*** RAW DATA Section Begins ***
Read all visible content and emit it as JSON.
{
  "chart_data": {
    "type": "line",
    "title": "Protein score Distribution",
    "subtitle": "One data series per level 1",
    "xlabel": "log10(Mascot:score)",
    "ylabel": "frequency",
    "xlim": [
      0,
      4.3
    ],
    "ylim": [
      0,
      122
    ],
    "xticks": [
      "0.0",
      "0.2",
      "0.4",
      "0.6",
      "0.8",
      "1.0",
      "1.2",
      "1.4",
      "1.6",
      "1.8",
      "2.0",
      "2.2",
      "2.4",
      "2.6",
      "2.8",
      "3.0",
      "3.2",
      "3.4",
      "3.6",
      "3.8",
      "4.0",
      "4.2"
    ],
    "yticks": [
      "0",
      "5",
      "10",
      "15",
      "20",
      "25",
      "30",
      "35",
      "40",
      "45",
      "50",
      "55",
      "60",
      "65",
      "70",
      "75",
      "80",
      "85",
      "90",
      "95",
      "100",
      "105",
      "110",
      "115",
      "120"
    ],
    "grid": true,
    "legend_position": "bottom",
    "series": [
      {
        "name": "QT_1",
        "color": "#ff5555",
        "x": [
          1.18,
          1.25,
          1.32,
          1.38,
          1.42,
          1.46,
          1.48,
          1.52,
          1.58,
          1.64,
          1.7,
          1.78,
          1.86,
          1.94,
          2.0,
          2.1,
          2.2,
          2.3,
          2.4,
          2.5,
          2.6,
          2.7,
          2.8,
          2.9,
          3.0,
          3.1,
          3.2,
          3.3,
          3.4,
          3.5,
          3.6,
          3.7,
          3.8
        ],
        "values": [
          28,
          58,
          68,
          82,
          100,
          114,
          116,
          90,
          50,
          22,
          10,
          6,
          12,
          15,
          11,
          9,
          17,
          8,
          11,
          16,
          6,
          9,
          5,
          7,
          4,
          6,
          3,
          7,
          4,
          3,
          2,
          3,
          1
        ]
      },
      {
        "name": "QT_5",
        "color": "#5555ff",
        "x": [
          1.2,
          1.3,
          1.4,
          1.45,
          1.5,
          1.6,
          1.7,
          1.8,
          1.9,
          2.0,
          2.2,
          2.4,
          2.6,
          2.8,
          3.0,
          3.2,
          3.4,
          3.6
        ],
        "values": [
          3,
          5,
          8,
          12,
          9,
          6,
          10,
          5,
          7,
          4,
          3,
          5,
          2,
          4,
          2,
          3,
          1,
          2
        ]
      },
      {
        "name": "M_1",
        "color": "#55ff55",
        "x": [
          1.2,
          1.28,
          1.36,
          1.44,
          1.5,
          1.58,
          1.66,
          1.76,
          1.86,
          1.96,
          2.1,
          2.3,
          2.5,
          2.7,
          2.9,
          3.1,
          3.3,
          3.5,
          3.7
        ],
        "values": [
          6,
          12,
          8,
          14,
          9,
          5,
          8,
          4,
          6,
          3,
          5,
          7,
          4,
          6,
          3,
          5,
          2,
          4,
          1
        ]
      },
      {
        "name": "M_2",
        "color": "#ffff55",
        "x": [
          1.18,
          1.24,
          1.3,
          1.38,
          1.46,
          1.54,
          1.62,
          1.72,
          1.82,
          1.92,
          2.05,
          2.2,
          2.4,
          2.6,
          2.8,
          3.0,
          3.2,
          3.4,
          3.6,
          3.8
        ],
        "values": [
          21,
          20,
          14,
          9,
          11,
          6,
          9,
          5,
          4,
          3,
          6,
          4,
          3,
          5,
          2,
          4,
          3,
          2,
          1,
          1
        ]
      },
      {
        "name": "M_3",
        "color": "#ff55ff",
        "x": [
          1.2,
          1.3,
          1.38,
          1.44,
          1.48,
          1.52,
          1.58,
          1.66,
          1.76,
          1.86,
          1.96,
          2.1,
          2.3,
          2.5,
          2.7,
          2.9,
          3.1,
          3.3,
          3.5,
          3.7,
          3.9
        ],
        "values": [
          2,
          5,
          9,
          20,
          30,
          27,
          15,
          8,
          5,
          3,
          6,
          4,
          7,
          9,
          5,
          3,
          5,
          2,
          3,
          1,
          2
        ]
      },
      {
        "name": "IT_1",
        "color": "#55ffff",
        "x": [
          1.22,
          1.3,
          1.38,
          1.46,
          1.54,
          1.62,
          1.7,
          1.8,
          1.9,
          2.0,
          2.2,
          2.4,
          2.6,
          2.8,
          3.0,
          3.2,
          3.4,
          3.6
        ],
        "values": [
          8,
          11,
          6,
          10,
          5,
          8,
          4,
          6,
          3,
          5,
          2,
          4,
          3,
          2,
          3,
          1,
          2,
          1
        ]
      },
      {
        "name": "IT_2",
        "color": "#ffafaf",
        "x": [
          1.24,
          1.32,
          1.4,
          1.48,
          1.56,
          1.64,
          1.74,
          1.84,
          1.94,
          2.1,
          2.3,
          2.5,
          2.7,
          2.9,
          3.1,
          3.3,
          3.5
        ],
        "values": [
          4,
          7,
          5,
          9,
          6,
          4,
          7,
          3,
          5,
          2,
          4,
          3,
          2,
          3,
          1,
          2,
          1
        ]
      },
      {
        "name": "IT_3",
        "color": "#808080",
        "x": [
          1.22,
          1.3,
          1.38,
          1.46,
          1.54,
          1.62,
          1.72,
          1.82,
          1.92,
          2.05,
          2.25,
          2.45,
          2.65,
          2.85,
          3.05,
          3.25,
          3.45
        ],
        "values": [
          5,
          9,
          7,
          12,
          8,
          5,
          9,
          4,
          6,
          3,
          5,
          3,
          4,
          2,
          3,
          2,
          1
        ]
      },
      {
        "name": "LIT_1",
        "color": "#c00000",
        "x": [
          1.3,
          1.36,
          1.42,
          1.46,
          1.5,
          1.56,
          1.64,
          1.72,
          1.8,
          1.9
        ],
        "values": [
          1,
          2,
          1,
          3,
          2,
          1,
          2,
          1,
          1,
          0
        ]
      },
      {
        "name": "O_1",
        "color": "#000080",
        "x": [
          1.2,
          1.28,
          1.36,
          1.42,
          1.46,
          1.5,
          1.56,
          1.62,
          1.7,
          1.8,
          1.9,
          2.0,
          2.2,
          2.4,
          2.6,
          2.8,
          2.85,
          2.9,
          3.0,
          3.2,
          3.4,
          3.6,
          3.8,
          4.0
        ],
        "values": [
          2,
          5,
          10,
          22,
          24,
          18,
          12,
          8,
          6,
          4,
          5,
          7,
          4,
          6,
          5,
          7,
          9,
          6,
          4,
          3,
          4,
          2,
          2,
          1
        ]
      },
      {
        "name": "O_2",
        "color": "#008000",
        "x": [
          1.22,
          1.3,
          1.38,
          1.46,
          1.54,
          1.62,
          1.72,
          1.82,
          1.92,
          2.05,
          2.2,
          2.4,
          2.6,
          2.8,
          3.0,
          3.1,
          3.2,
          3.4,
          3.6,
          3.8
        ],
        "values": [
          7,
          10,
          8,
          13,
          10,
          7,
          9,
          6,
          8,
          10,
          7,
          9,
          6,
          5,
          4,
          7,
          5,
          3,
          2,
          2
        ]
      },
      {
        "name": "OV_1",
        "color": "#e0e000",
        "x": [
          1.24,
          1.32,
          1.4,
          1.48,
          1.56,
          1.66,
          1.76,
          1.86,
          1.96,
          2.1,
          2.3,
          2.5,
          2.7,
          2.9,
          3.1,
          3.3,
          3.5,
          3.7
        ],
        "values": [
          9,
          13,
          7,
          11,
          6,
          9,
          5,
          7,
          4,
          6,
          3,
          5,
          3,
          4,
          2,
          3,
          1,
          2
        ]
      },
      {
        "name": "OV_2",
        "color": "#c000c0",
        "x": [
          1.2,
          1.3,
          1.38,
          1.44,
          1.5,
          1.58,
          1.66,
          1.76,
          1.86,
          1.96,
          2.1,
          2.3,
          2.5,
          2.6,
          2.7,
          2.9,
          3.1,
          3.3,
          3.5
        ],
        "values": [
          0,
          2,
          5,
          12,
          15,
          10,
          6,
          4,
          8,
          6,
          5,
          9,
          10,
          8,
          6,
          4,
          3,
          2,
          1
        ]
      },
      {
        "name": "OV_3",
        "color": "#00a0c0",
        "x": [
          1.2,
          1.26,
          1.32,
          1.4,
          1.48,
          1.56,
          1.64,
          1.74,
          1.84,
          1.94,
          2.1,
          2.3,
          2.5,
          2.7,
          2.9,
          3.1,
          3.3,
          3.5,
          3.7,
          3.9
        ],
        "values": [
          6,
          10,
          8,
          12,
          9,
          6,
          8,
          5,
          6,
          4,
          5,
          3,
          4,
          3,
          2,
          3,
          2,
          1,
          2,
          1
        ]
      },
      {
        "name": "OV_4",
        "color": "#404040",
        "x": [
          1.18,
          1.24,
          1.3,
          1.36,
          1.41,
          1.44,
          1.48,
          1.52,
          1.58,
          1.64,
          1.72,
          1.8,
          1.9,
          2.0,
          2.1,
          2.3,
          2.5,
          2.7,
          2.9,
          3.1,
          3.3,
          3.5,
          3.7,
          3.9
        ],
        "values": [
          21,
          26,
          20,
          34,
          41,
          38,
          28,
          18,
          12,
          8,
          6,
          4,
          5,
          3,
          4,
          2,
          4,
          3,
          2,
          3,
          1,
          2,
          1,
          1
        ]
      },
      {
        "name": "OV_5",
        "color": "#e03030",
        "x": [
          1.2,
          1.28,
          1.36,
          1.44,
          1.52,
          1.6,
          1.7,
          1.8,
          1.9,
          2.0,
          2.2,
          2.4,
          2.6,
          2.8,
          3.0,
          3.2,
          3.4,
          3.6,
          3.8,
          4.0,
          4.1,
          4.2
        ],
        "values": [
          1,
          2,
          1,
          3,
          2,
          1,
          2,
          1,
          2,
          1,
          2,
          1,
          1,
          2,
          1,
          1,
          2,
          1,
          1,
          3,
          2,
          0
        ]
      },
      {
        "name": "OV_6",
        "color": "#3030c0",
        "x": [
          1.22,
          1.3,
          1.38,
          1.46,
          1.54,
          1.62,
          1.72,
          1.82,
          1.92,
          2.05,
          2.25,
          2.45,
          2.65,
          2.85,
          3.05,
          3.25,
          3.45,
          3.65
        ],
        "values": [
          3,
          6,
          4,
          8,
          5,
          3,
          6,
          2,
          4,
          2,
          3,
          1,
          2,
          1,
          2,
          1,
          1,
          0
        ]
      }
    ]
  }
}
*** RAW DATA Section Ends ***
▸ **TASK DESCRIPTION**: For the word "score", go through the records and show each line that carries it.

▸ **FINISHED TASK**:
    "title": "Protein score Distribution",
    "xlabel": "log10(Mascot:score)",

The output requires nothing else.